◆ Brief
Each entry in the listing below should be restated word for word.
___ Supplied entries ___
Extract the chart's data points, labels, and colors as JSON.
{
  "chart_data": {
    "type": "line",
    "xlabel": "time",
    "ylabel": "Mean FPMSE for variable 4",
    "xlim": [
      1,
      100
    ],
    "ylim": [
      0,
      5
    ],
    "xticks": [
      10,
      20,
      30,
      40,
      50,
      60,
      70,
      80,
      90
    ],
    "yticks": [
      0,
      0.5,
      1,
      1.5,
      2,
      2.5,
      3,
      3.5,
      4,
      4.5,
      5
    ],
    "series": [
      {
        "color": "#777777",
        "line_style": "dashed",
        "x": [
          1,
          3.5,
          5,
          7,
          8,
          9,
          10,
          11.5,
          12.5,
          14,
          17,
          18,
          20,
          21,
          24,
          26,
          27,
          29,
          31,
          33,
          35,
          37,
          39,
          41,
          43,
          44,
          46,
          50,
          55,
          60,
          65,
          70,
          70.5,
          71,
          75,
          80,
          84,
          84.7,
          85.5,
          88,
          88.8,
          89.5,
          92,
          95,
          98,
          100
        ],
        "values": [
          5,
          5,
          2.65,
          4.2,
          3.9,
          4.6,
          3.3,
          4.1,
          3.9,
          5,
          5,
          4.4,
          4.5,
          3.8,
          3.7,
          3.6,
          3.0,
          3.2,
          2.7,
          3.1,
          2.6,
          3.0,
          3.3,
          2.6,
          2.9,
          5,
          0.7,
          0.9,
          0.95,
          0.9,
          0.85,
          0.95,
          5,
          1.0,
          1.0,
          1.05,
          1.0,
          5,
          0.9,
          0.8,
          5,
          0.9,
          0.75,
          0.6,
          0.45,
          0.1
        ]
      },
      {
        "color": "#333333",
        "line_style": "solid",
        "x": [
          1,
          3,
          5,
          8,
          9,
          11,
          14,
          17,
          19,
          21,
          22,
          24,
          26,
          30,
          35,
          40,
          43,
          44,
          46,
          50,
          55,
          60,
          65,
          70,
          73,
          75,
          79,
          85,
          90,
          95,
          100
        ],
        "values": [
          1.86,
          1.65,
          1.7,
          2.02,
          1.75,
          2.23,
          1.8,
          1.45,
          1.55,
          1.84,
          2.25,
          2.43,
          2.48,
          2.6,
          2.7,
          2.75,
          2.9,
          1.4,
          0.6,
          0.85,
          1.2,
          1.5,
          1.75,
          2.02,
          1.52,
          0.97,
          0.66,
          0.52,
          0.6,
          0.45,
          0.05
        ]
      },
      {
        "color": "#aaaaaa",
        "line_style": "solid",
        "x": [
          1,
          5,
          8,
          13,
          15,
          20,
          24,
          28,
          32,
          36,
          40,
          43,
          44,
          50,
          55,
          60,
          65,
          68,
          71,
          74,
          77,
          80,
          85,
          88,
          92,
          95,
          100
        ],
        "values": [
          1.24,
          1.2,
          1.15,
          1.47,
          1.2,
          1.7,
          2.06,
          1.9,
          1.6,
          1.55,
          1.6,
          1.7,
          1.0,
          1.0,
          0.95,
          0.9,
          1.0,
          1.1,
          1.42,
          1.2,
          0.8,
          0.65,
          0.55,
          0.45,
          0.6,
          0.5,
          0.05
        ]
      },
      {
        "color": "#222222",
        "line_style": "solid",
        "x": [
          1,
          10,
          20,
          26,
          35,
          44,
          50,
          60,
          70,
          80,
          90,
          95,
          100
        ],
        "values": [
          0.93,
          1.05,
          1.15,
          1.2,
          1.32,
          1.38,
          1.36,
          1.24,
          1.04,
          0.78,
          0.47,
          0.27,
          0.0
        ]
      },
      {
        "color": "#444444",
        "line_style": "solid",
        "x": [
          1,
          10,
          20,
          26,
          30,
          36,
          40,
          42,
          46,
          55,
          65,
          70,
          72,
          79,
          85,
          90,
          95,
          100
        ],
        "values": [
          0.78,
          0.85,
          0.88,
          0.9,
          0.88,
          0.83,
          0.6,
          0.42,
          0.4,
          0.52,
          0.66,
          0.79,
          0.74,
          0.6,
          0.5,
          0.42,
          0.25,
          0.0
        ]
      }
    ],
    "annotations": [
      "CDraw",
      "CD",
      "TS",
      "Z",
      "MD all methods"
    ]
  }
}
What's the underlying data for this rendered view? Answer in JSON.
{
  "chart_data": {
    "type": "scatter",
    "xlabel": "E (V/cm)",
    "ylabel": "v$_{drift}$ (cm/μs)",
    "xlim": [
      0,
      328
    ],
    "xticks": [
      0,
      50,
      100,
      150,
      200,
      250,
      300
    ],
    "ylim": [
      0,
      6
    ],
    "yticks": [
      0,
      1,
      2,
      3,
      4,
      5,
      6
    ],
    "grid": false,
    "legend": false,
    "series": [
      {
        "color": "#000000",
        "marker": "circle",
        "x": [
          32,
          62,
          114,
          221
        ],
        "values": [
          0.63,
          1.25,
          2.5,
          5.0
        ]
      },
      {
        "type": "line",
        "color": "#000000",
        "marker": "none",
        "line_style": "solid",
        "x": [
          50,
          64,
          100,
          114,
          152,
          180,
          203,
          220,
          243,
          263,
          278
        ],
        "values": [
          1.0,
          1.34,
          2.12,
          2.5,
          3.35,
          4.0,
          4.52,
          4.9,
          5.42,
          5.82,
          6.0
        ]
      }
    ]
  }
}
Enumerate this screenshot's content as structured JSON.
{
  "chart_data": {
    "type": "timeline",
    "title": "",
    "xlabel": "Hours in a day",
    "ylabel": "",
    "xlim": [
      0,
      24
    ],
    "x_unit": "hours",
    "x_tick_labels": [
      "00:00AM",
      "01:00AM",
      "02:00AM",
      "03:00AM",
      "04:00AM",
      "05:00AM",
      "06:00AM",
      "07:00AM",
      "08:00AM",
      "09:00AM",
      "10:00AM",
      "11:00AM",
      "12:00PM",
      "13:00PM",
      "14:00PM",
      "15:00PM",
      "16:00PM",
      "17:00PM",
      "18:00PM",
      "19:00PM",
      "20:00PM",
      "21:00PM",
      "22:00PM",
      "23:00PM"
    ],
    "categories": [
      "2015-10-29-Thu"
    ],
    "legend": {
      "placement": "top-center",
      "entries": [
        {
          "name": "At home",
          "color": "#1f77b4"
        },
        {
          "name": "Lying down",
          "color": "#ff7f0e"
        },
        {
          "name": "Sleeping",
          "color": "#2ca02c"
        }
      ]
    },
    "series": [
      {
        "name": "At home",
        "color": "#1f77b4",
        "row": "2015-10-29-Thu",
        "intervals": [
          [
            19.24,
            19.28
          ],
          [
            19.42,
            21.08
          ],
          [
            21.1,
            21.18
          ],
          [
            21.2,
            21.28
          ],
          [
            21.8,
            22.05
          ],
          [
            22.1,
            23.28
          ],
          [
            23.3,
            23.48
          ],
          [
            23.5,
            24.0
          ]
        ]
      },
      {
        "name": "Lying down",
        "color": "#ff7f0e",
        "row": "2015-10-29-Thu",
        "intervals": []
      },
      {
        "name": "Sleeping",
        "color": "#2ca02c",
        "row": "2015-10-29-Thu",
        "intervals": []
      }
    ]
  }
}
___
◆ The reply
Extract the chart's data points, labels, and colors as JSON.
{
  "chart_data": {
    "type": "line",
    "xlabel": "time",
    "ylabel": "Mean FPMSE for variable 4",
    "xlim": [
      1,
      100
    ],
    "ylim": [
      0,
      5
    ],
    "xticks": [
      10,
      20,
      30,
      40,
      50,
      60,
      70,
      80,
      90
    ],
    "yticks": [
      0,
      0.5,
      1,
      1.5,
      2,
      2.5,
      3,
      3.5,
      4,
      4.5,
      5
    ],
    "series": [
      {
        "color": "#777777",
        "line_style": "dashed",
        "x": [
          1,
          3.5,
          5,
          7,
          8,
          9,
          10,
          11.5,
          12.5,
          14,
          17,
          18,
          20,
          21,
          24,
          26,
          27,
          29,
          31,
          33,
          35,
          37,
          39,
          41,
          43,
          44,
          46,
          50,
          55,
          60,
          65,
          70,
          70.5,
          71,
          75,
          80,
          84,
          84.7,
          85.5,
          88,
          88.8,
          89.5,
          92,
          95,
          98,
          100
        ],
        "values": [
          5,
          5,
          2.65,
          4.2,
          3.9,
          4.6,
          3.3,
          4.1,
          3.9,
          5,
          5,
          4.4,
          4.5,
          3.8,
          3.7,
          3.6,
          3.0,
          3.2,
          2.7,
          3.1,
          2.6,
          3.0,
          3.3,
          2.6,
          2.9,
          5,
          0.7,
          0.9,
          0.95,
          0.9,
          0.85,
          0.95,
          5,
          1.0,
          1.0,
          1.05,
          1.0,
          5,
          0.9,
          0.8,
          5,
          0.9,
          0.75,
          0.6,
          0.45,
          0.1
        ]
      },
      {
        "color": "#333333",
        "line_style": "solid",
        "x": [
          1,
          3,
          5,
          8,
          9,
          11,
          14,
          17,
          19,
          21,
          22,
          24,
          26,
          30,
          35,
          40,
          43,
          44,
          46,
          50,
          55,
          60,
          65,
          70,
          73,
          75,
          79,
          85,
          90,
          95,
          100
        ],
        "values": [
          1.86,
          1.65,
          1.7,
          2.02,
          1.75,
          2.23,
          1.8,
          1.45,
          1.55,
          1.84,
          2.25,
          2.43,
          2.48,
          2.6,
          2.7,
          2.75,
          2.9,
          1.4,
          0.6,
          0.85,
          1.2,
          1.5,
          1.75,
          2.02,
          1.52,
          0.97,
          0.66,
          0.52,
          0.6,
          0.45,
          0.05
        ]
      },
      {
        "color": "#aaaaaa",
        "line_style": "solid",
        "x": [
          1,
          5,
          8,
          13,
          15,
          20,
          24,
          28,
          32,
          36,
          40,
          43,
          44,
          50,
          55,
          60,
          65,
          68,
          71,
          74,
          77,
          80,
          85,
          88,
          92,
          95,
          100
        ],
        "values": [
          1.24,
          1.2,
          1.15,
          1.47,
          1.2,
          1.7,
          2.06,
          1.9,
          1.6,
          1.55,
          1.6,
          1.7,
          1.0,
          1.0,
          0.95,
          0.9,
          1.0,
          1.1,
          1.42,
          1.2,
          0.8,
          0.65,
          0.55,
          0.45,
          0.6,
          0.5,
          0.05
        ]
      },
      {
        "color": "#222222",
        "line_style": "solid",
        "x": [
          1,
          10,
          20,
          26,
          35,
          44,
          50,
          60,
          70,
          80,
          90,
          95,
          100
        ],
        "values": [
          0.93,
          1.05,
          1.15,
          1.2,
          1.32,
          1.38,
          1.36,
          1.24,
          1.04,
          0.78,
          0.47,
          0.27,
          0.0
        ]
      },
      {
        "color": "#444444",
        "line_style": "solid",
        "x": [
          1,
          10,
          20,
          26,
          30,
          36,
          40,
          42,
          46,
          55,
          65,
          70,
          72,
          79,
          85,
          90,
          95,
          100
        ],
        "values": [
          0.78,
          0.85,
          0.88,
          0.9,
          0.88,
          0.83,
          0.6,
          0.42,
          0.4,
          0.52,
          0.66,
          0.79,
          0.74,
          0.6,
          0.5,
          0.42,
          0.25,
          0.0
        ]
      }
    ],
    "annotations": [
      "CDraw",
      "CD",
      "TS",
      "Z",
      "MD all methods"
    ]
  }
}
What's the underlying data for this rendered view? Answer in JSON.
{
  "chart_data": {
    "type": "scatter",
    "xlabel": "E (V/cm)",
    "ylabel": "v$_{drift}$ (cm/μs)",
    "xlim": [
      0,
      328
    ],
    "xticks": [
      0,
      50,
      100,
      150,
      200,
      250,
      300
    ],
    "ylim": [
      0,
      6
    ],
    "yticks": [
      0,
      1,
      2,
      3,
      4,
      5,
      6
    ],
    "grid": false,
    "legend": false,
    "series": [
      {
        "color": "#000000",
        "marker": "circle",
        "x": [
          32,
          62,
          114,
          221
        ],
        "values": [
          0.63,
          1.25,
          2.5,
          5.0
        ]
      },
      {
        "type": "line",
        "color": "#000000",
        "marker": "none",
        "line_style": "solid",
        "x": [
          50,
          64,
          100,
          114,
          152,
          180,
          203,
          220,
          243,
          263,
          278
        ],
        "values": [
          1.0,
          1.34,
          2.12,
          2.5,
          3.35,
          4.0,
          4.52,
          4.9,
          5.42,
          5.82,
          6.0
        ]
      }
    ]
  }
}
Enumerate this screenshot's content as structured JSON.
{
  "chart_data": {
    "type": "timeline",
    "title": "",
    "xlabel": "Hours in a day",
    "ylabel": "",
    "xlim": [
      0,
      24
    ],
    "x_unit": "hours",
    "x_tick_labels": [
      "00:00AM",
      "01:00AM",
      "02:00AM",
      "03:00AM",
      "04:00AM",
      "05:00AM",
      "06:00AM",
      "07:00AM",
      "08:00AM",
      "09:00AM",
      "10:00AM",
      "11:00AM",
      "12:00PM",
      "13:00PM",
      "14:00PM",
      "15:00PM",
      "16:00PM",
      "17:00PM",
      "18:00PM",
      "19:00PM",
      "20:00PM",
      "21:00PM",
      "22:00PM",
      "23:00PM"
    ],
    "categories": [
      "2015-10-29-Thu"
    ],
    "legend": {
      "placement": "top-center",
      "entries": [
        {
          "name": "At home",
          "color": "#1f77b4"
        },
        {
          "name": "Lying down",
          "color": "#ff7f0e"
        },
        {
          "name": "Sleeping",
          "color": "#2ca02c"
        }
      ]
    },
    "series": [
      {
        "name": "At home",
        "color": "#1f77b4",
        "row": "2015-10-29-Thu",
        "intervals": [
          [
            19.24,
            19.28
          ],
          [
            19.42,
            21.08
          ],
          [
            21.1,
            21.18
          ],
          [
            21.2,
            21.28
          ],
          [
            21.8,
            22.05
          ],
          [
            22.1,
            23.28
          ],
          [
            23.3,
            23.48
          ],
          [
            23.5,
            24.0
          ]
        ]
      },
      {
        "name": "Lying down",
        "color": "#ff7f0e",
        "row": "2015-10-29-Thu",
        "intervals": []
      },
      {
        "name": "Sleeping",
        "color": "#2ca02c",
        "row": "2015-10-29-Thu",
        "intervals": []
      }
    ]
  }
}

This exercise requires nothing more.